» Exercise description:
Pick out all lines of the entries that include the word "queijos" and copy them.

[START Task input]

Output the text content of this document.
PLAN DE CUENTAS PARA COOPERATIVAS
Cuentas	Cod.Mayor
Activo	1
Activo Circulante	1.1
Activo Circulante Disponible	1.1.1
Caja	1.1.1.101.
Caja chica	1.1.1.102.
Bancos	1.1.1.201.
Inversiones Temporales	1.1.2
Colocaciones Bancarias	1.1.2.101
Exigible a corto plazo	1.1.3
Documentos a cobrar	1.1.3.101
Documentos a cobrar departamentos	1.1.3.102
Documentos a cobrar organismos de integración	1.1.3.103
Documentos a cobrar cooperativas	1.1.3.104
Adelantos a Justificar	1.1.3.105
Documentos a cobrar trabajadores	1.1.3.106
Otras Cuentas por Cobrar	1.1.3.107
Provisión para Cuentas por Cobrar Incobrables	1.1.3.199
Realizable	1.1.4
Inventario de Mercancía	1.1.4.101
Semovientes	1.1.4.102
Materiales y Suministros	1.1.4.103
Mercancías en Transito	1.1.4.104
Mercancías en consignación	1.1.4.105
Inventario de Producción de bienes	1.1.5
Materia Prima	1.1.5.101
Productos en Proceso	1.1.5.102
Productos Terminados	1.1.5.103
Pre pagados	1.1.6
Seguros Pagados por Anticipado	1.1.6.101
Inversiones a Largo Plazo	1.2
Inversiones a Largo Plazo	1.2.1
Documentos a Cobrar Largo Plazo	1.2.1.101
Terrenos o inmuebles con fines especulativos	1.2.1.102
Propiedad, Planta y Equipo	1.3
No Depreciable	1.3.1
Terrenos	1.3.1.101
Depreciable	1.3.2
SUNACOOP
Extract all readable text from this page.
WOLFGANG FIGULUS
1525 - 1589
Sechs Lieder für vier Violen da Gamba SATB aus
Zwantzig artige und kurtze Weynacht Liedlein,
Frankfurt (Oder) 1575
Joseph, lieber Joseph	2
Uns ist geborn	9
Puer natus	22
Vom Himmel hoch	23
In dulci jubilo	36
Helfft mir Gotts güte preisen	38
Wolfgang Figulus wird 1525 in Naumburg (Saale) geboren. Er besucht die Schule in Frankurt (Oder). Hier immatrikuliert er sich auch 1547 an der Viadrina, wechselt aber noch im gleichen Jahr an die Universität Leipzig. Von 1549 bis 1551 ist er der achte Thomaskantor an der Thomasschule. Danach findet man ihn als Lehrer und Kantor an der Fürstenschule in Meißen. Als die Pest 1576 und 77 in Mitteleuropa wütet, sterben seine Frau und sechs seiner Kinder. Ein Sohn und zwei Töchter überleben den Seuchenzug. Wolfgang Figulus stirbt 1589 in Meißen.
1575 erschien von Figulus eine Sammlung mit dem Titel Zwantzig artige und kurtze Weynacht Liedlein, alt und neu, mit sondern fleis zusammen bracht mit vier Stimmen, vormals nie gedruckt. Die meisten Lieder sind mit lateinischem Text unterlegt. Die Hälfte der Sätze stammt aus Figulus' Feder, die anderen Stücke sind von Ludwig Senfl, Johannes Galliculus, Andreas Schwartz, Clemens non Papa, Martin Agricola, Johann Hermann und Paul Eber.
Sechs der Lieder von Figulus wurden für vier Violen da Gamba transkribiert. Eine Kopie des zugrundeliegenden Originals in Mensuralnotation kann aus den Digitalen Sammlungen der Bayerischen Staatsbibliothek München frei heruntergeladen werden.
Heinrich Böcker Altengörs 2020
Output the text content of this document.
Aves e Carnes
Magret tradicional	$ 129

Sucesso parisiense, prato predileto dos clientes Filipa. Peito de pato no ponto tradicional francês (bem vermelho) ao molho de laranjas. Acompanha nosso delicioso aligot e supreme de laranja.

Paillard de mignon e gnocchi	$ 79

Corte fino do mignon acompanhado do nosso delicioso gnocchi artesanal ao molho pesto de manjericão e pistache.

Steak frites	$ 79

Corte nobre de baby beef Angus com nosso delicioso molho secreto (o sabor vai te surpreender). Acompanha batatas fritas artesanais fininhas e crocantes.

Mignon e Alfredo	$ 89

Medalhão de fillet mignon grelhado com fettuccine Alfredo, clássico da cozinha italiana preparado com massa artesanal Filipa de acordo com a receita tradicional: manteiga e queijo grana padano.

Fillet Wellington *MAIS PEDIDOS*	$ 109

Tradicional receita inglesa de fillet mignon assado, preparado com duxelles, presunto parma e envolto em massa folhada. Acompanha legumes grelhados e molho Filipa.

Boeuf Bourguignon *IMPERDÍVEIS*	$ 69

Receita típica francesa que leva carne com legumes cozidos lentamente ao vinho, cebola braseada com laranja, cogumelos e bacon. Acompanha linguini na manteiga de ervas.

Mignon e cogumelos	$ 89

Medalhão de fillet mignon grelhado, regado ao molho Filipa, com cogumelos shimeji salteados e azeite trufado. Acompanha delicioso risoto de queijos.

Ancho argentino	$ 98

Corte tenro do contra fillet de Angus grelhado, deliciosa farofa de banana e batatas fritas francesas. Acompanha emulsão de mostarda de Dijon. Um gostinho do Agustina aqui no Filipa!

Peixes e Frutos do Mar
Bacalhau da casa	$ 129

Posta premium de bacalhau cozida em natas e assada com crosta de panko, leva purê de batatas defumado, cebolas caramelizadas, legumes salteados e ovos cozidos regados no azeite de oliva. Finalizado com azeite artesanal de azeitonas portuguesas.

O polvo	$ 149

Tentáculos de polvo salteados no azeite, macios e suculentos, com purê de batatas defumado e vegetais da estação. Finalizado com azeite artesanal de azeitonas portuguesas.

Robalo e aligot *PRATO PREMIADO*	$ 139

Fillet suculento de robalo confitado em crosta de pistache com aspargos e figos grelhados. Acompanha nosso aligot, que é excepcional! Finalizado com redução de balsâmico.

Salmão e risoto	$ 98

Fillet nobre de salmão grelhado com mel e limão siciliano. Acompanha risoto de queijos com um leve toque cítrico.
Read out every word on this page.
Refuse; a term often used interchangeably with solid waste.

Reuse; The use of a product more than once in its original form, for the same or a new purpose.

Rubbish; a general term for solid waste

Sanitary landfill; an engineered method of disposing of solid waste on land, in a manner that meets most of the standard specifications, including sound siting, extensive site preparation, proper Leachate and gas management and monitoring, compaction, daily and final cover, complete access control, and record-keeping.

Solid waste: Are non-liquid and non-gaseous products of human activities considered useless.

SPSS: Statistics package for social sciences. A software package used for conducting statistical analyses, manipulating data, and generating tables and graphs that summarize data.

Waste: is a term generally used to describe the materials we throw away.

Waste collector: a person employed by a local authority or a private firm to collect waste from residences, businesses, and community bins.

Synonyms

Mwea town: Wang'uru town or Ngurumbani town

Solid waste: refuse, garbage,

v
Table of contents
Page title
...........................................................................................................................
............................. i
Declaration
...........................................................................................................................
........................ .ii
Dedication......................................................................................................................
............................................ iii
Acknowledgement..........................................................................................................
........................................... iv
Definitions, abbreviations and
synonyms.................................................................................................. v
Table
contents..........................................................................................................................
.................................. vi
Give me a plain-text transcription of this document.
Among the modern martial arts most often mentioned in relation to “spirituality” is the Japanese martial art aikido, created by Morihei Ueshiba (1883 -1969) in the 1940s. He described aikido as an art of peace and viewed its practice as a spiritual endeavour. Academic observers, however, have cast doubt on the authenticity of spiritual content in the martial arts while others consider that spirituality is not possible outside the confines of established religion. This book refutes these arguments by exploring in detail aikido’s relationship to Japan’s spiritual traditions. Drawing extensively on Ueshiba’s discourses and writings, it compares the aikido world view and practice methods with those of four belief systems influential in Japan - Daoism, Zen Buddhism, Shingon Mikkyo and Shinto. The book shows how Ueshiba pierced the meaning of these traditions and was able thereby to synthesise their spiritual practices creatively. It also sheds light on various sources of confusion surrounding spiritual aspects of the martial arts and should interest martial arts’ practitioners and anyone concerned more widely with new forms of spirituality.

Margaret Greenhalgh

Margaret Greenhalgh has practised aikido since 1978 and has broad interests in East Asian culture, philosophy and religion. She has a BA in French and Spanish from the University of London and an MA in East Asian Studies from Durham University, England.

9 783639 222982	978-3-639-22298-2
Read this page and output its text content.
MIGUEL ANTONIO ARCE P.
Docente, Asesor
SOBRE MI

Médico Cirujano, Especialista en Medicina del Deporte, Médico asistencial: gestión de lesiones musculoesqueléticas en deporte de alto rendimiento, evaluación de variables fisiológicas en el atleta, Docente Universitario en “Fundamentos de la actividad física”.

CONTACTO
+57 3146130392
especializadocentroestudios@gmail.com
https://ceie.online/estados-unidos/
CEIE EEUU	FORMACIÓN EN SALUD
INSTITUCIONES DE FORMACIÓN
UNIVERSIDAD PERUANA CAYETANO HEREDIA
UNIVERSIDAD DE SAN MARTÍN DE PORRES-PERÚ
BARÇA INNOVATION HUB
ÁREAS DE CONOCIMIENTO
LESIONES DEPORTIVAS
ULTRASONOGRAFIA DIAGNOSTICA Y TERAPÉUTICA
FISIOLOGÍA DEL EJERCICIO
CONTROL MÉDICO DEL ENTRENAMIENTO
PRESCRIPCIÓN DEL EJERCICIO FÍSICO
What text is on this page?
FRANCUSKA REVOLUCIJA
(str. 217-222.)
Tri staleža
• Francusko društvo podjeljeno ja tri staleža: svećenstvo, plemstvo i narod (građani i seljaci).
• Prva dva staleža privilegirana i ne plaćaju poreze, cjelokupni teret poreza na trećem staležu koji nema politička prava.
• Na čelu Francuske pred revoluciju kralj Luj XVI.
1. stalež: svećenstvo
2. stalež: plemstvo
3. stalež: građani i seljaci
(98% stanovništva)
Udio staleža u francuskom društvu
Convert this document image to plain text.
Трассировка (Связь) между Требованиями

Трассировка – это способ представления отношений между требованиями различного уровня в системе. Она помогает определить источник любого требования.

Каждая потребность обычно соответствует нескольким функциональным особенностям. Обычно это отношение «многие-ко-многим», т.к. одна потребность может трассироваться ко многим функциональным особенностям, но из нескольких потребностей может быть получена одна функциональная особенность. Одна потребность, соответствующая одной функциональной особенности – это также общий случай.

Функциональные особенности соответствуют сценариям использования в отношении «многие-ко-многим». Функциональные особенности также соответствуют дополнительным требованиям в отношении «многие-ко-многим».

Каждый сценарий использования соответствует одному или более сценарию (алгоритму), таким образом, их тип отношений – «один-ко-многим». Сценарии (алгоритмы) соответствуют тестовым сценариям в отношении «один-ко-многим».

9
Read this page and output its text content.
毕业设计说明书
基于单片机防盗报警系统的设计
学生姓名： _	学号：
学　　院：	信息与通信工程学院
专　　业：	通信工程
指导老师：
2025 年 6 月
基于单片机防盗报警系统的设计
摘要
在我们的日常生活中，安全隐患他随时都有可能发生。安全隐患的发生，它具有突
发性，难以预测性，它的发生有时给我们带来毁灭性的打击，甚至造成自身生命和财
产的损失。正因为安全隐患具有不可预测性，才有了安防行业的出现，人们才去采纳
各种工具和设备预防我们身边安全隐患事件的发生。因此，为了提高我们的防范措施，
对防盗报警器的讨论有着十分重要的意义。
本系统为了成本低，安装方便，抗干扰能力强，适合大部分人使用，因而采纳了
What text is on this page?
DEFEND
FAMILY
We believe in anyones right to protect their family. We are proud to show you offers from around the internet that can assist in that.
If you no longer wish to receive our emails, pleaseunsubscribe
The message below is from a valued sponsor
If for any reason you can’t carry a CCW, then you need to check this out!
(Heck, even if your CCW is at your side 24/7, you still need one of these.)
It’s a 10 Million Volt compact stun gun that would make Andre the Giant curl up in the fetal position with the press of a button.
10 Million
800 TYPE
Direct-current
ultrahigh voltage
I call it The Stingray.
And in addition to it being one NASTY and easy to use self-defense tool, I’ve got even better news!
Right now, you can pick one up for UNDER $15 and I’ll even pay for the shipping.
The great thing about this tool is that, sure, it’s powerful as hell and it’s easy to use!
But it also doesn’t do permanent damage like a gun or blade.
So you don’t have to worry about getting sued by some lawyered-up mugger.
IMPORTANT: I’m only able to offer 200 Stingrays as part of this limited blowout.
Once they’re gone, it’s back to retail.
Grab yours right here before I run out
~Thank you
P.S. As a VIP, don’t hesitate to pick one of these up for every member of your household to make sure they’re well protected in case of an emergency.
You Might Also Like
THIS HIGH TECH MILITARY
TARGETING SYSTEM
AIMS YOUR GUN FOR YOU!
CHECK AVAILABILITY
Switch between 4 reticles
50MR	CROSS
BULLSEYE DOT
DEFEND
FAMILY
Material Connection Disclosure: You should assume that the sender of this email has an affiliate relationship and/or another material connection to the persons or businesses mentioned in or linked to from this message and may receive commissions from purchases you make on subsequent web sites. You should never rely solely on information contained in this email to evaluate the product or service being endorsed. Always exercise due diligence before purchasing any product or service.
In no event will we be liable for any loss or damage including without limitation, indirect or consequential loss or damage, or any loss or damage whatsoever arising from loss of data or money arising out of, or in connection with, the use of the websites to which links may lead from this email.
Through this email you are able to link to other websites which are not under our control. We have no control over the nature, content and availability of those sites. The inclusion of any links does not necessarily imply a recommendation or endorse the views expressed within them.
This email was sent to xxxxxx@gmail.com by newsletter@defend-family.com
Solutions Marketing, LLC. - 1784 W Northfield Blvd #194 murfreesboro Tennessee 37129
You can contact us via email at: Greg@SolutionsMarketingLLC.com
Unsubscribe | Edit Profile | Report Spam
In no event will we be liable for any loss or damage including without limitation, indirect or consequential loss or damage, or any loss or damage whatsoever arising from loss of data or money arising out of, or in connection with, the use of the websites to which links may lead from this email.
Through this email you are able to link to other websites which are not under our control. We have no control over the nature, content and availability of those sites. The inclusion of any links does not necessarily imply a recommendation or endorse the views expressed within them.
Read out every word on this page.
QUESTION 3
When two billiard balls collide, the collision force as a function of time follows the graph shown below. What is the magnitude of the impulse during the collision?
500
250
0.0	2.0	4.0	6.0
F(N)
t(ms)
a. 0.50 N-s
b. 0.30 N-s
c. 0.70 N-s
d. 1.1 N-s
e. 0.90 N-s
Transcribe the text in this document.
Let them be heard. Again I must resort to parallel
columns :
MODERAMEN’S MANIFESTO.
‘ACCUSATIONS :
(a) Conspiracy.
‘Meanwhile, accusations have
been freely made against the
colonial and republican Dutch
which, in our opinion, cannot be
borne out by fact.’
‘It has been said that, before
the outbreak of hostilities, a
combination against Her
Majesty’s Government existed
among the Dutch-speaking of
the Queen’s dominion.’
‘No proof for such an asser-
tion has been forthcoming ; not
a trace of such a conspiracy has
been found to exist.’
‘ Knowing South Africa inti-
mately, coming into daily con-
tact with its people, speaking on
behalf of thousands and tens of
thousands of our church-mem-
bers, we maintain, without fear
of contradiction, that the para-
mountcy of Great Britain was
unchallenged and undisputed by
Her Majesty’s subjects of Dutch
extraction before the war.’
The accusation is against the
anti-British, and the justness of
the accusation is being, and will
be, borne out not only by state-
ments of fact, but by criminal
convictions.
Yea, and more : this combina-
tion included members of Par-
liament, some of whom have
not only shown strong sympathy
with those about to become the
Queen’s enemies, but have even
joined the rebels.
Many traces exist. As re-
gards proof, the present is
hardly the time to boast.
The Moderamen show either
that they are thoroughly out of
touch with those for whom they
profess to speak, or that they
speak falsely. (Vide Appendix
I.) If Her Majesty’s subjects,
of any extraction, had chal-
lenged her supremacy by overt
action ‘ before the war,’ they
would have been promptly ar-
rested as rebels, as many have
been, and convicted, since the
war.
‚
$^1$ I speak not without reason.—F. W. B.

[END Task input]

» Task response:
Medalhão de fillet mignon grelhado, regado ao molho Filipa, com cogumelos shimeji salteados e azeite trufado. Acompanha delicioso risoto de queijos.
Fillet nobre de salmão grelhado com mel e limão siciliano. Acompanha risoto de queijos com um leve toque cítrico.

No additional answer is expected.